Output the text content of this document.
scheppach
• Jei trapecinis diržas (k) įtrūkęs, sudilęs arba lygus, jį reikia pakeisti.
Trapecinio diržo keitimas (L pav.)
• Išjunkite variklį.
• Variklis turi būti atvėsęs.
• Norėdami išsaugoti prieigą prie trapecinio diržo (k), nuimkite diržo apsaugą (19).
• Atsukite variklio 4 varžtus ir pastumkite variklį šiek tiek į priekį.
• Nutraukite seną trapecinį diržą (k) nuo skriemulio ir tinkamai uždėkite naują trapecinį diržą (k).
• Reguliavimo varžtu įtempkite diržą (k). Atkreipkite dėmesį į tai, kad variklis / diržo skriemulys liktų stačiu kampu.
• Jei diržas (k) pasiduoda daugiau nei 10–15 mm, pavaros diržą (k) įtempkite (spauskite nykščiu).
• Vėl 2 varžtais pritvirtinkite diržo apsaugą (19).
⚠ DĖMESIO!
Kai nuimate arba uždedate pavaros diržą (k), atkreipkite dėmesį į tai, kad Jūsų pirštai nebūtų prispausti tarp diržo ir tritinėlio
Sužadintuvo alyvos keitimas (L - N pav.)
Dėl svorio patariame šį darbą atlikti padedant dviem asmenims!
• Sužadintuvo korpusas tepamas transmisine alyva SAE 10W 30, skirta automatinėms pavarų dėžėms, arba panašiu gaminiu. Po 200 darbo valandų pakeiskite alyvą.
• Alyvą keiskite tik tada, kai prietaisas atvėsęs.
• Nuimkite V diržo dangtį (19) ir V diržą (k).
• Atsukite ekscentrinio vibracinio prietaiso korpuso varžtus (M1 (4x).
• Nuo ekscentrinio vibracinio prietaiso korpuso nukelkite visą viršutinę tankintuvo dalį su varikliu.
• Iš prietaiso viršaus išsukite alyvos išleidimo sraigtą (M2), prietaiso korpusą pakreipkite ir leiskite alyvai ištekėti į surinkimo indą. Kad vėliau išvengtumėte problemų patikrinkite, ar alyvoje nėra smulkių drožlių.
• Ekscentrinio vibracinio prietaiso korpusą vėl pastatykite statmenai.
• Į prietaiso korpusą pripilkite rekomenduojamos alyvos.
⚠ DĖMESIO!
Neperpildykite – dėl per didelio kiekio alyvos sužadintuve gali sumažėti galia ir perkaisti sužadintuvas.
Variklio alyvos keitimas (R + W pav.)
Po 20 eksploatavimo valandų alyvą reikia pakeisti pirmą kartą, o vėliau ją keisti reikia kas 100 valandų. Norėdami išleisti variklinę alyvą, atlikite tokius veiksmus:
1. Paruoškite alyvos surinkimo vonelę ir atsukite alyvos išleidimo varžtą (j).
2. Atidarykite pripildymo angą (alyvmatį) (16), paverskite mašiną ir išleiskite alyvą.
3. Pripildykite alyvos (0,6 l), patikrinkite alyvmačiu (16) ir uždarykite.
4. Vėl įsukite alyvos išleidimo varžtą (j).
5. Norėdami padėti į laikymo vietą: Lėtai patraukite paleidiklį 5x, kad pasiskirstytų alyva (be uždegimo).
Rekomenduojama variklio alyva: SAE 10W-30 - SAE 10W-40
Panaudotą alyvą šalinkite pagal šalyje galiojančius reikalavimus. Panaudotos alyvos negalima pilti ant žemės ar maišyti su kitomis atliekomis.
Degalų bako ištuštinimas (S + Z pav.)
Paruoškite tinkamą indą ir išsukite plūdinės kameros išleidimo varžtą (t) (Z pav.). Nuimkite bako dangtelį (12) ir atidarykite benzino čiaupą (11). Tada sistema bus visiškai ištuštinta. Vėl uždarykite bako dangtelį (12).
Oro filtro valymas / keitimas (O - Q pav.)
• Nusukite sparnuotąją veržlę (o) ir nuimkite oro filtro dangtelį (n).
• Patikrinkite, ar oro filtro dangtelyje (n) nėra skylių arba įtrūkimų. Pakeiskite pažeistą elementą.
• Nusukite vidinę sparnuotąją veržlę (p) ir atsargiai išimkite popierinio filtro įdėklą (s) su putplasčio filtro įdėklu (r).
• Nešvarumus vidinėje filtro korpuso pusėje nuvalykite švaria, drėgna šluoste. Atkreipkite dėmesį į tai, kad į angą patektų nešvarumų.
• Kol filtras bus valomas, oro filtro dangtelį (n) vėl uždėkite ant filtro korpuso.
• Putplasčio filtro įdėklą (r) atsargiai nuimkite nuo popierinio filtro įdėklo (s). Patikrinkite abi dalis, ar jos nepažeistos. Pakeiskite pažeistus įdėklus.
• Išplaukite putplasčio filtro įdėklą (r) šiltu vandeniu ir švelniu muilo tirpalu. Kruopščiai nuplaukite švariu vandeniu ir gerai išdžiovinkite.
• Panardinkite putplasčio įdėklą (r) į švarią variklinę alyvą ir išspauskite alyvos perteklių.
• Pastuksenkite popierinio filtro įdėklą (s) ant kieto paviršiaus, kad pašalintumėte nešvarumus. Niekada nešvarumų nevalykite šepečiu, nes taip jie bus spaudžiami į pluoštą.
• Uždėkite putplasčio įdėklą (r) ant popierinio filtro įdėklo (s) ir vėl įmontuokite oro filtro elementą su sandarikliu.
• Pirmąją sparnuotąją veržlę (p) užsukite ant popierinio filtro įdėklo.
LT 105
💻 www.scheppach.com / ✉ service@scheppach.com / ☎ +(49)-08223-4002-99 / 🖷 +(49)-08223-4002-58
+++++
▶ **WORK TO BE COMPLETED**
Each line in the data that holds the string "išsukite" should be found and copied.

▶ **RESULT OF THIS EXERCISE**
• Iš prietaiso viršaus išsukite alyvos išleidimo sraigtą (M2), prietaiso korpusą pakreipkite ir leiskite alyvai ištekėti į surinkimo indą. Kad vėliau išvengtumėte problemų patikrinkite, ar alyvoje nėra smulkių drožlių.
Paruoškite tinkamą indą ir išsukite plūdinės kameros išleidimo varžtą (t) (Z pav.). Nuimkite bako dangtelį (12) ir atidarykite benzino čiaupą (11). Tada sistema bus visiškai ištuštinta. Vėl uždarykite bako dangtelį (12).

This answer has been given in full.